▶ _Exercise_: Tally the lines containing the word "more" and give the total alone.

- - -

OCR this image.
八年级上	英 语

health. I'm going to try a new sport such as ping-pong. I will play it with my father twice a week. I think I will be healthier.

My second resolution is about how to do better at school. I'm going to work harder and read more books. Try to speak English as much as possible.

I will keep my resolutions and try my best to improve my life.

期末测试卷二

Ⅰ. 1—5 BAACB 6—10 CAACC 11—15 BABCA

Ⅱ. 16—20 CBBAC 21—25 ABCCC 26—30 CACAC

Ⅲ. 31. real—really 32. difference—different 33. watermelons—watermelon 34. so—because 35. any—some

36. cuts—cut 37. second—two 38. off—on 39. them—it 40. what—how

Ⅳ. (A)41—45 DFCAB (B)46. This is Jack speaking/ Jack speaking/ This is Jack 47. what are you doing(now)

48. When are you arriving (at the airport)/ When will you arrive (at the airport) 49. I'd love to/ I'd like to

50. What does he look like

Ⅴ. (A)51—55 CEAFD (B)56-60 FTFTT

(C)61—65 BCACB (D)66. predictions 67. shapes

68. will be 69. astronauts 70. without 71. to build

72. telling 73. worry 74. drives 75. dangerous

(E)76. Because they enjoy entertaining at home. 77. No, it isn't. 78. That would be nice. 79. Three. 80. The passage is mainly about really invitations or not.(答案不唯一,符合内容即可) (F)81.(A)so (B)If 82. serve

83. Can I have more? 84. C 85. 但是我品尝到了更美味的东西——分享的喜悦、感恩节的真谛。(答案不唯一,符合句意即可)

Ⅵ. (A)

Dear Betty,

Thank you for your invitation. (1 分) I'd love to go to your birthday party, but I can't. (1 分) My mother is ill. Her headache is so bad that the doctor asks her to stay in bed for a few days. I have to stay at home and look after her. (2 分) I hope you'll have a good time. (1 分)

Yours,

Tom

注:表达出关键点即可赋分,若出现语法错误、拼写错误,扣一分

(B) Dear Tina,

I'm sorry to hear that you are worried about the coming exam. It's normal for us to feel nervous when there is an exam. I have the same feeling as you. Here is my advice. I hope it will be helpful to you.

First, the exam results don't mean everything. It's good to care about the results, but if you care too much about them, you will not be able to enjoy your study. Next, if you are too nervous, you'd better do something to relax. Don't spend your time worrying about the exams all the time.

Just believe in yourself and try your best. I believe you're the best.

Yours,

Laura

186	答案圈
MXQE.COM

- - -

▶ _Solution for this exercise_: 2